Short exercise -> Pull every "특정증명서" line out of the data below.

┄┄┄┄┄┄┄┄┄┄

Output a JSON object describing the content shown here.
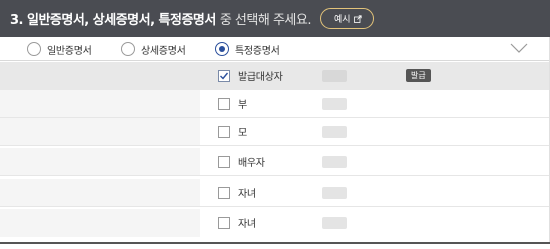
{
  "header": {
    "title": "3. 일반증명서, 상세증명서, 특정증명서",
    "title_suffix": "중 선택해 주세요.",
    "example_button_label": "예시"
  },
  "options": [
    {
      "label": "일반증명서",
      "selected": false
    },
    {
      "label": "상세증명서",
      "selected": false
    },
    {
      "label": "특정증명서",
      "selected": true
    }
  ],
  "rows": [
    {
      "label": "발급대상자",
      "checked": true,
      "badge": "발급"
    },
    {
      "label": "부",
      "checked": false
    },
    {
      "label": "모",
      "checked": false
    },
    {
      "label": "배우자",
      "checked": false
    },
    {
      "label": "자녀",
      "checked": false
    },
    {
      "label": "자녀",
      "checked": false
    }
  ],
  "colors": {
    "header_bg": "#4a4c52",
    "accent_gold": "#e2c37a",
    "radio_selected": "#2a4f9c",
    "badge_bg": "#555555"
  },
  "icons": {
    "example_button": "external-link-icon",
    "options_toggle": "chevron-down-icon",
    "row_check": "checkmark-icon"
  }
}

┄┄┄┄┄┄┄┄┄┄

The completed task ->
    "title": "3. 일반증명서, 상세증명서, 특정증명서",
      "label": "특정증명서",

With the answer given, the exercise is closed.